Text passage:
• • • • • • •

Print

Print


Hi Patrick,

There is an interaction between the interval specified to the script and 
the "int" parameter supplied to the receiver which invariable causes time 
dilation. I don't have a good solution for that other than to say 7 
minutes is close enough. Note that the documentation

http://xrootd.org/doc/dev45/cms_config.htm#_Toc454223033

says "estimated" time when specifying the "int" value. I know that isn't 
comforting but we have the issue of trying to co-ordinate two async 
processes that compute the load tatistics so the timing will invariably be 
off without a lot more wffort.

As for the redirector providing those statistics that's controlled by the 
"ping" directive.

http://xrootd.org/doc/dev45/cms_config.htm#_Toc454223053

and should be printed every 10 minutes or so (by default). So, if it is 
actually 110 minutes then something is amiss here. You can, of course, 
report that as a bug in github if this is causing problems.

Andy

On Fri, 28 Oct 2016, Patrick McGuigan wrote:

> Hi Andy,
>
> I am looking at using something very similar in my setup and I was wondering 
> about the data that I am seeing in the log files.

• • • • • • •

Records provided:
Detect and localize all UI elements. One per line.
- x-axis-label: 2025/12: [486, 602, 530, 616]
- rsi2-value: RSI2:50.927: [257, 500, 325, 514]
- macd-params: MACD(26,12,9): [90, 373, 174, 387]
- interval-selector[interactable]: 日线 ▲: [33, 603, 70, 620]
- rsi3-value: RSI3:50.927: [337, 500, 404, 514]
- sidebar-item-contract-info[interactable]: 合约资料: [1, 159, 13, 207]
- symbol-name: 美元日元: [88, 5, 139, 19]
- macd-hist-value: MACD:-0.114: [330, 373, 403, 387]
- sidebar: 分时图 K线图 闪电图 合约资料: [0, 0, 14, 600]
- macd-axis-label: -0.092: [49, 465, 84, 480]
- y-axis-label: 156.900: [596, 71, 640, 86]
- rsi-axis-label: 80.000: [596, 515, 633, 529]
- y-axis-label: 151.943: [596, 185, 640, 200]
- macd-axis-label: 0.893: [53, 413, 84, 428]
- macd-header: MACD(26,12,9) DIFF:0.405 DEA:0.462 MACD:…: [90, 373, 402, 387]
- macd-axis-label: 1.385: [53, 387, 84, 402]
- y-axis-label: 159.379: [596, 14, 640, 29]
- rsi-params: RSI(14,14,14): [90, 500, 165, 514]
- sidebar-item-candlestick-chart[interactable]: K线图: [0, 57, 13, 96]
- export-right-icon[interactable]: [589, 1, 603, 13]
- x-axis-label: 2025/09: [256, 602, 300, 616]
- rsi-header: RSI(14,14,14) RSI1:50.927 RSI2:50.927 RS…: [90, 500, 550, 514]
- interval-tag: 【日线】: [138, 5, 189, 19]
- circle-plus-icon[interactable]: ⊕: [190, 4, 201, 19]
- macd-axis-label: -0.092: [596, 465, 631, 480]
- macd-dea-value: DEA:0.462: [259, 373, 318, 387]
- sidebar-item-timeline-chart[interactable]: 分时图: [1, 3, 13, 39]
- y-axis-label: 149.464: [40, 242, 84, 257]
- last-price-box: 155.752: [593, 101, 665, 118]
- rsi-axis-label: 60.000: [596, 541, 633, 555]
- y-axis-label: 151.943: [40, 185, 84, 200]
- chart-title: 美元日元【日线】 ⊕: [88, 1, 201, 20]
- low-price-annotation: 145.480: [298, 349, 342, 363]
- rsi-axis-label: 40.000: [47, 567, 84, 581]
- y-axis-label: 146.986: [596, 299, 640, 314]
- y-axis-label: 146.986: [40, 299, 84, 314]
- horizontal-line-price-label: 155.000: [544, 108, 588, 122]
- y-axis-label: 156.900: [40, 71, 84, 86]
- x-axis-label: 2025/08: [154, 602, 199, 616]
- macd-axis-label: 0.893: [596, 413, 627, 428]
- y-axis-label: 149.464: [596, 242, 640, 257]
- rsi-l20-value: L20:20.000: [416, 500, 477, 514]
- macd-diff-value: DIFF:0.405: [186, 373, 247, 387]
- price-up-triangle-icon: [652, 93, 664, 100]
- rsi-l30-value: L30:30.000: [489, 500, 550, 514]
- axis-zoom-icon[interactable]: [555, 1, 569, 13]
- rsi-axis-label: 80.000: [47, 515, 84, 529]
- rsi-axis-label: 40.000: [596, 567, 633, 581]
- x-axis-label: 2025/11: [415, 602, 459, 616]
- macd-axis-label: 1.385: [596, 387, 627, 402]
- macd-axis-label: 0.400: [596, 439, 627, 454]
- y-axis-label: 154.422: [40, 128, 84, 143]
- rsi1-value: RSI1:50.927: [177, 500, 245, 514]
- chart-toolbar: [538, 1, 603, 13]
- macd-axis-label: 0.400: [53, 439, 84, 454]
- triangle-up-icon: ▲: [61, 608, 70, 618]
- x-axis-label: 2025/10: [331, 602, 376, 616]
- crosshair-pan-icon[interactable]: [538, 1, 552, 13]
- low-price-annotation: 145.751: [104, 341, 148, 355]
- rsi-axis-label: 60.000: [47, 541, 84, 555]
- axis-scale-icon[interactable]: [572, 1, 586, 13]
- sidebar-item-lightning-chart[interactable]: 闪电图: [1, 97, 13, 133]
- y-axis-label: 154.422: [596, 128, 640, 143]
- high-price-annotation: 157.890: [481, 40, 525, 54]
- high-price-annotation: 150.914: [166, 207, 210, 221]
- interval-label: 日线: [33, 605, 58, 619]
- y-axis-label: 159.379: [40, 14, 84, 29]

• • • • • • •

Instruction A: In the xrootd mailing-list reply, which directive controls the redirector providing load statistics?
Instruction B: List every length of time in minutes that the xrootd mailing-list reply mentions.
Instruction C: Pick up the xrootd mailing-list reply from its final line and carry it forward.

Task response A: The "ping" directive.

Task response B: 7 minutes, 10 minutes, 110 minutes

Task response C:
>
> In my data servers I am using:
> cms.perf int 5m pgm /usr/share/xrootd/utils/XrdOlbMonPerf 300
>
> In my cmsd.log files I see lines like:
> 161028 00:05:59 449 Report_Usage cpu=7 net=72 xeq=0 mem=99 pag=0 dsk=53 
> 23414869
>
> being generated every 10 minutes.  I would have expected to see this every 
> five minutes based on the interval of 5 minutes.  Am I missing something?
>
> Also, does the log line indicate data being collected from the performance 
> monitoring program, or data being forwarded to the redirector?
>
>
> In the redirector I see lines like:
> 161028 01:45:59 27500 Node: storage-23-14.local load=9; cpu=10 net=13 inq=2 
> mem=99 pag=0 dsk=23368366 utl=53 shr=[100 3 0]
>
> The period between these lines (for the same data server) appears to be 110 
> minutes.  Is the line above simply a periodic summary of the conditions that 
> were last reported from the dataservers?
>
>
> Thanks,
>
> Patrick
>
>
>
> On 10/18/2016 03:23 PM, Andrew Hanushevsky wrote:
>> Hi Max,
>> 
>> The load is calculated by the script you specify to run using cms.perf
>> 
>> http://xrootd.org/doc/dev44/cms_config.htm#_Toc454223033
>> 
>> if you haven't specified it then only the file system loads are reported 
>> and
>> everything else is zero. We provide a sample script in the "utils" 
>> directory of
>> the source repo called XrdOlbMonPerf and it should work for any Linux 
>> system.
>> However, do verify as we normally don't update this script unless someone
>> complains and offers a solution.
>> 
>> Andy
>> 
>> -----Original Message----- From: Fischer, Max (SCC)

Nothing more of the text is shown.